[Items from a data source]
::::::::::
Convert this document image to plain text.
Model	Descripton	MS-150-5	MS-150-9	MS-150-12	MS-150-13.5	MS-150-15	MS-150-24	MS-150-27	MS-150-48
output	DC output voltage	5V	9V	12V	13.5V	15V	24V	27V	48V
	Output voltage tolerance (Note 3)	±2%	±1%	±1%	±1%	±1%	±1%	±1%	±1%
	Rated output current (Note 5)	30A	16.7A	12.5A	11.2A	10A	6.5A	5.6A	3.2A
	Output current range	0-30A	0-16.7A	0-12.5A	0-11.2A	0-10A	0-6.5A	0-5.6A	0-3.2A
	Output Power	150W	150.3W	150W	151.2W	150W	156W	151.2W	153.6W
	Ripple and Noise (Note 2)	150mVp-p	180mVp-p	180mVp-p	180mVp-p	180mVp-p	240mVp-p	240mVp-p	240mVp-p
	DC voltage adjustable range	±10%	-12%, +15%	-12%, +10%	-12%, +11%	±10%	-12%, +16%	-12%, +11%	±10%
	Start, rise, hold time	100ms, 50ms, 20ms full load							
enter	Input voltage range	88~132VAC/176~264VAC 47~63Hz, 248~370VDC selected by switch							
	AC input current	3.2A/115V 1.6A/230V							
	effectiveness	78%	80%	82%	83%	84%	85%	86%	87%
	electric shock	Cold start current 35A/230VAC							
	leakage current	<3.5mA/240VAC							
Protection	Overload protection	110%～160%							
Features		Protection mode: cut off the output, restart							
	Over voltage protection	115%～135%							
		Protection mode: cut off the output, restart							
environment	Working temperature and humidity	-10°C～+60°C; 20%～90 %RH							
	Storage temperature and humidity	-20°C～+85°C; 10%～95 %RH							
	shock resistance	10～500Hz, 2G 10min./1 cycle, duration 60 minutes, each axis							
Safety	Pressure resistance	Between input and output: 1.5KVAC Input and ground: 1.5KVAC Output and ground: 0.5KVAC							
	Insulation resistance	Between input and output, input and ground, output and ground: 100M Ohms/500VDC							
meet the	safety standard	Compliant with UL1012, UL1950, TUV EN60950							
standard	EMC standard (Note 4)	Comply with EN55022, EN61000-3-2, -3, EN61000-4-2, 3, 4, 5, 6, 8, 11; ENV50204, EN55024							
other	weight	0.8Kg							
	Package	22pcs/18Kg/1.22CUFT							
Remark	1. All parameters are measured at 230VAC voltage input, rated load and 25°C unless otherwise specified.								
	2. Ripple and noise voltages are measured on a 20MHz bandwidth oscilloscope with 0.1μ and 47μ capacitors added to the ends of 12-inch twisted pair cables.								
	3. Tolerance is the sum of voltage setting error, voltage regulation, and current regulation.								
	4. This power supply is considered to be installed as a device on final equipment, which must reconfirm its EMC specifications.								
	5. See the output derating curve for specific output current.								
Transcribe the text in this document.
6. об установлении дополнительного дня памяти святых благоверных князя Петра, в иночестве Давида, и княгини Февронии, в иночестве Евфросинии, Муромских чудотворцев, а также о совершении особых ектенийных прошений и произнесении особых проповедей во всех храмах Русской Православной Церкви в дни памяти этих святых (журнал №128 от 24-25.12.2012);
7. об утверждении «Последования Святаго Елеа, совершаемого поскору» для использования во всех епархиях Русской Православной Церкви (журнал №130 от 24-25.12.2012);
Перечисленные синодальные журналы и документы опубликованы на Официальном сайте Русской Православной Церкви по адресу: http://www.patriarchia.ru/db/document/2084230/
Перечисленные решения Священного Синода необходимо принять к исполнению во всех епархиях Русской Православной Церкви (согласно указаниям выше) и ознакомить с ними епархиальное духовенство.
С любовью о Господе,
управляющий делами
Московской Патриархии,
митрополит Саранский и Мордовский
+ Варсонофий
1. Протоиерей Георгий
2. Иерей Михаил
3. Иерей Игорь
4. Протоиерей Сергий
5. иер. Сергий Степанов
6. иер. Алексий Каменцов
::::::::::
* **TASK TO CARRY OUT**
Extract all the material, leaving every line as it is.

* **FULL SOLUTION**
Convert this document image to plain text.
Model	Descripton	MS-150-5	MS-150-9	MS-150-12	MS-150-13.5	MS-150-15	MS-150-24	MS-150-27	MS-150-48
output	DC output voltage	5V	9V	12V	13.5V	15V	24V	27V	48V
	Output voltage tolerance (Note 3)	±2%	±1%	±1%	±1%	±1%	±1%	±1%	±1%
	Rated output current (Note 5)	30A	16.7A	12.5A	11.2A	10A	6.5A	5.6A	3.2A
	Output current range	0-30A	0-16.7A	0-12.5A	0-11.2A	0-10A	0-6.5A	0-5.6A	0-3.2A
	Output Power	150W	150.3W	150W	151.2W	150W	156W	151.2W	153.6W
	Ripple and Noise (Note 2)	150mVp-p	180mVp-p	180mVp-p	180mVp-p	180mVp-p	240mVp-p	240mVp-p	240mVp-p
	DC voltage adjustable range	±10%	-12%, +15%	-12%, +10%	-12%, +11%	±10%	-12%, +16%	-12%, +11%	±10%
	Start, rise, hold time	100ms, 50ms, 20ms full load							
enter	Input voltage range	88~132VAC/176~264VAC 47~63Hz, 248~370VDC selected by switch							
	AC input current	3.2A/115V 1.6A/230V							
	effectiveness	78%	80%	82%	83%	84%	85%	86%	87%
	electric shock	Cold start current 35A/230VAC							
	leakage current	<3.5mA/240VAC							
Protection	Overload protection	110%～160%							
Features		Protection mode: cut off the output, restart							
	Over voltage protection	115%～135%							
		Protection mode: cut off the output, restart							
environment	Working temperature and humidity	-10°C～+60°C; 20%～90 %RH							
	Storage temperature and humidity	-20°C～+85°C; 10%～95 %RH							
	shock resistance	10～500Hz, 2G 10min./1 cycle, duration 60 minutes, each axis							
Safety	Pressure resistance	Between input and output: 1.5KVAC Input and ground: 1.5KVAC Output and ground: 0.5KVAC							
	Insulation resistance	Between input and output, input and ground, output and ground: 100M Ohms/500VDC							
meet the	safety standard	Compliant with UL1012, UL1950, TUV EN60950							
standard	EMC standard (Note 4)	Comply with EN55022, EN61000-3-2, -3, EN61000-4-2, 3, 4, 5, 6, 8, 11; ENV50204, EN55024							
other	weight	0.8Kg							
	Package	22pcs/18Kg/1.22CUFT							
Remark	1. All parameters are measured at 230VAC voltage input, rated load and 25°C unless otherwise specified.								
	2. Ripple and noise voltages are measured on a 20MHz bandwidth oscilloscope with 0.1μ and 47μ capacitors added to the ends of 12-inch twisted pair cables.								
	3. Tolerance is the sum of voltage setting error, voltage regulation, and current regulation.								
	4. This power supply is considered to be installed as a device on final equipment, which must reconfirm its EMC specifications.								
	5. See the output derating curve for specific output current.								
Transcribe the text in this document.
6. об установлении дополнительного дня памяти святых благоверных князя Петра, в иночестве Давида, и княгини Февронии, в иночестве Евфросинии, Муромских чудотворцев, а также о совершении особых ектенийных прошений и произнесении особых проповедей во всех храмах Русской Православной Церкви в дни памяти этих святых (журнал №128 от 24-25.12.2012);
7. об утверждении «Последования Святаго Елеа, совершаемого поскору» для использования во всех епархиях Русской Православной Церкви (журнал №130 от 24-25.12.2012);
Перечисленные синодальные журналы и документы опубликованы на Официальном сайте Русской Православной Церкви по адресу: http://www.patriarchia.ru/db/document/2084230/
Перечисленные решения Священного Синода необходимо принять к исполнению во всех епархиях Русской Православной Церкви (согласно указаниям выше) и ознакомить с ними епархиальное духовенство.
С любовью о Господе,
управляющий делами
Московской Патриархии,
митрополит Саранский и Мордовский
+ Варсонофий
1. Протоиерей Георгий
2. Иерей Михаил
3. Иерей Игорь
4. Протоиерей Сергий
5. иер. Сергий Степанов
6. иер. Алексий Каменцов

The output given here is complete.